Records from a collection
=-=-=-=-=

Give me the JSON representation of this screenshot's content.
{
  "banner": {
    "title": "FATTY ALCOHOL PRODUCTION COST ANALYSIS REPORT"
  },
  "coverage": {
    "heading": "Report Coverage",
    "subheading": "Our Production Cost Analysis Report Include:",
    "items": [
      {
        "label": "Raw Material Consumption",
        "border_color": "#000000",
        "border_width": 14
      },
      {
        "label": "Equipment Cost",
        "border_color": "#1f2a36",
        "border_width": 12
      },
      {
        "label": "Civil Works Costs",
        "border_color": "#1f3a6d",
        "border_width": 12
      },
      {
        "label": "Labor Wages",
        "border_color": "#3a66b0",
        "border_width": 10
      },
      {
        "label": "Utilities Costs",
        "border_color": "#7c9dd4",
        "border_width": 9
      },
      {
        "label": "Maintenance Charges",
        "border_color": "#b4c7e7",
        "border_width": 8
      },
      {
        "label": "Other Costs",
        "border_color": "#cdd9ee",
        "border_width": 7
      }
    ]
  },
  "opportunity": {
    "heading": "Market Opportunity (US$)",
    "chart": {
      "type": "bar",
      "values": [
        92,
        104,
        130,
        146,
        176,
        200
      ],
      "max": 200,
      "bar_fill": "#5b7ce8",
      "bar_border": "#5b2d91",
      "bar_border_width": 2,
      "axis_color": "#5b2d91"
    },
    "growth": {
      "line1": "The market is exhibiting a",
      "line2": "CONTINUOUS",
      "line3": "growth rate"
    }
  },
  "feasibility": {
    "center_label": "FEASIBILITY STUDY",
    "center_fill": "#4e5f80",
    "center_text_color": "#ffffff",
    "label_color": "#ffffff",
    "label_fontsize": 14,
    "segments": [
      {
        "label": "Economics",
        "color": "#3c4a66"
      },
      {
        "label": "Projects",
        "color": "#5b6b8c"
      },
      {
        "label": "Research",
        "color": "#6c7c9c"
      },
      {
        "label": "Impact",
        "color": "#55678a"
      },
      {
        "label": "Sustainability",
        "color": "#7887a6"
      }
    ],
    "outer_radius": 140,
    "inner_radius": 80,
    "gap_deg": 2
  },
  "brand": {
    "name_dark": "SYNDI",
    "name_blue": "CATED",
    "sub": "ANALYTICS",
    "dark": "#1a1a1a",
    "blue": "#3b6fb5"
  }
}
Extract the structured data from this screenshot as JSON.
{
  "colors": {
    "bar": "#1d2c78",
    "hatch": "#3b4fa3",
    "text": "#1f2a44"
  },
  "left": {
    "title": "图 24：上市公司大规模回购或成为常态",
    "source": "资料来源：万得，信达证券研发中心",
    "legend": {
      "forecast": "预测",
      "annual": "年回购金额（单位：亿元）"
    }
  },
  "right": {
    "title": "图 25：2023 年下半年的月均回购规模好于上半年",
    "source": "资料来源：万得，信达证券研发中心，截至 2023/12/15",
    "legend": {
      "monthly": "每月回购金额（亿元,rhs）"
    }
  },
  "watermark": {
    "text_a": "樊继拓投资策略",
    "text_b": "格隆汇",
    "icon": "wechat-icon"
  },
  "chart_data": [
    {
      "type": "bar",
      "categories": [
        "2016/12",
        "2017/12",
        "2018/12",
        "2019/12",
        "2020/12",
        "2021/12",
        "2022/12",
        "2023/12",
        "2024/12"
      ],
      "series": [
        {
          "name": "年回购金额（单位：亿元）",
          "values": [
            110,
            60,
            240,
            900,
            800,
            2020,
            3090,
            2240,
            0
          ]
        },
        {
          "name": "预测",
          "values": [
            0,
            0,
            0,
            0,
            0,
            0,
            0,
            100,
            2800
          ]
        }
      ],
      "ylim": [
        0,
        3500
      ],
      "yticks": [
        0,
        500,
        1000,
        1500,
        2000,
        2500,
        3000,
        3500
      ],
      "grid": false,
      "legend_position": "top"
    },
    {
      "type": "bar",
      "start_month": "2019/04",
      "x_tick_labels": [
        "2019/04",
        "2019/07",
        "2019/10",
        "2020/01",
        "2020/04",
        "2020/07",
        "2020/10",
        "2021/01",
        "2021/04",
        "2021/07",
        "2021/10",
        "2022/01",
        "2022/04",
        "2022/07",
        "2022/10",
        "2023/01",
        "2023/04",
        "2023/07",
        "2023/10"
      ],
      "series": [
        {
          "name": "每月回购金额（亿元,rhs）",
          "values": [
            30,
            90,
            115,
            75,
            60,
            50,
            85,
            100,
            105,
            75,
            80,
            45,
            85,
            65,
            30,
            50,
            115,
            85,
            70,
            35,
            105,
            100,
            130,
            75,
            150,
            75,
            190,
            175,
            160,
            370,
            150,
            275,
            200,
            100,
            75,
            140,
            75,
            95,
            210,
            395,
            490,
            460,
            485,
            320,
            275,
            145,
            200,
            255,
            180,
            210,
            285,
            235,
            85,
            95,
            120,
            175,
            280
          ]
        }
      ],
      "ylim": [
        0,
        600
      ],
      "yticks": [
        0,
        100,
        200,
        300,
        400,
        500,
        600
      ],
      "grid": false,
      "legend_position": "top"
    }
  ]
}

=-=-=-=-=

# [Prompt]
Return the listing above in full, character for character.

# [The response]
Give me the JSON representation of this screenshot's content.
{
  "banner": {
    "title": "FATTY ALCOHOL PRODUCTION COST ANALYSIS REPORT"
  },
  "coverage": {
    "heading": "Report Coverage",
    "subheading": "Our Production Cost Analysis Report Include:",
    "items": [
      {
        "label": "Raw Material Consumption",
        "border_color": "#000000",
        "border_width": 14
      },
      {
        "label": "Equipment Cost",
        "border_color": "#1f2a36",
        "border_width": 12
      },
      {
        "label": "Civil Works Costs",
        "border_color": "#1f3a6d",
        "border_width": 12
      },
      {
        "label": "Labor Wages",
        "border_color": "#3a66b0",
        "border_width": 10
      },
      {
        "label": "Utilities Costs",
        "border_color": "#7c9dd4",
        "border_width": 9
      },
      {
        "label": "Maintenance Charges",
        "border_color": "#b4c7e7",
        "border_width": 8
      },
      {
        "label": "Other Costs",
        "border_color": "#cdd9ee",
        "border_width": 7
      }
    ]
  },
  "opportunity": {
    "heading": "Market Opportunity (US$)",
    "chart": {
      "type": "bar",
      "values": [
        92,
        104,
        130,
        146,
        176,
        200
      ],
      "max": 200,
      "bar_fill": "#5b7ce8",
      "bar_border": "#5b2d91",
      "bar_border_width": 2,
      "axis_color": "#5b2d91"
    },
    "growth": {
      "line1": "The market is exhibiting a",
      "line2": "CONTINUOUS",
      "line3": "growth rate"
    }
  },
  "feasibility": {
    "center_label": "FEASIBILITY STUDY",
    "center_fill": "#4e5f80",
    "center_text_color": "#ffffff",
    "label_color": "#ffffff",
    "label_fontsize": 14,
    "segments": [
      {
        "label": "Economics",
        "color": "#3c4a66"
      },
      {
        "label": "Projects",
        "color": "#5b6b8c"
      },
      {
        "label": "Research",
        "color": "#6c7c9c"
      },
      {
        "label": "Impact",
        "color": "#55678a"
      },
      {
        "label": "Sustainability",
        "color": "#7887a6"
      }
    ],
    "outer_radius": 140,
    "inner_radius": 80,
    "gap_deg": 2
  },
  "brand": {
    "name_dark": "SYNDI",
    "name_blue": "CATED",
    "sub": "ANALYTICS",
    "dark": "#1a1a1a",
    "blue": "#3b6fb5"
  }
}
Extract the structured data from this screenshot as JSON.
{
  "colors": {
    "bar": "#1d2c78",
    "hatch": "#3b4fa3",
    "text": "#1f2a44"
  },
  "left": {
    "title": "图 24：上市公司大规模回购或成为常态",
    "source": "资料来源：万得，信达证券研发中心",
    "legend": {
      "forecast": "预测",
      "annual": "年回购金额（单位：亿元）"
    }
  },
  "right": {
    "title": "图 25：2023 年下半年的月均回购规模好于上半年",
    "source": "资料来源：万得，信达证券研发中心，截至 2023/12/15",
    "legend": {
      "monthly": "每月回购金额（亿元,rhs）"
    }
  },
  "watermark": {
    "text_a": "樊继拓投资策略",
    "text_b": "格隆汇",
    "icon": "wechat-icon"
  },
  "chart_data": [
    {
      "type": "bar",
      "categories": [
        "2016/12",
        "2017/12",
        "2018/12",
        "2019/12",
        "2020/12",
        "2021/12",
        "2022/12",
        "2023/12",
        "2024/12"
      ],
      "series": [
        {
          "name": "年回购金额（单位：亿元）",
          "values": [
            110,
            60,
            240,
            900,
            800,
            2020,
            3090,
            2240,
            0
          ]
        },
        {
          "name": "预测",
          "values": [
            0,
            0,
            0,
            0,
            0,
            0,
            0,
            100,
            2800
          ]
        }
      ],
      "ylim": [
        0,
        3500
      ],
      "yticks": [
        0,
        500,
        1000,
        1500,
        2000,
        2500,
        3000,
        3500
      ],
      "grid": false,
      "legend_position": "top"
    },
    {
      "type": "bar",
      "start_month": "2019/04",
      "x_tick_labels": [
        "2019/04",
        "2019/07",
        "2019/10",
        "2020/01",
        "2020/04",
        "2020/07",
        "2020/10",
        "2021/01",
        "2021/04",
        "2021/07",
        "2021/10",
        "2022/01",
        "2022/04",
        "2022/07",
        "2022/10",
        "2023/01",
        "2023/04",
        "2023/07",
        "2023/10"
      ],
      "series": [
        {
          "name": "每月回购金额（亿元,rhs）",
          "values": [
            30,
            90,
            115,
            75,
            60,
            50,
            85,
            100,
            105,
            75,
            80,
            45,
            85,
            65,
            30,
            50,
            115,
            85,
            70,
            35,
            105,
            100,
            130,
            75,
            150,
            75,
            190,
            175,
            160,
            370,
            150,
            275,
            200,
            100,
            75,
            140,
            75,
            95,
            210,
            395,
            490,
            460,
            485,
            320,
            275,
            145,
            200,
            255,
            180,
            210,
            285,
            235,
            85,
            95,
            120,
            175,
            280
          ]
        }
      ],
      "ylim": [
        0,
        600
      ],
      "yticks": [
        0,
        100,
        200,
        300,
        400,
        500,
        600
      ],
      "grid": false,
      "legend_position": "top"
    }
  ]
}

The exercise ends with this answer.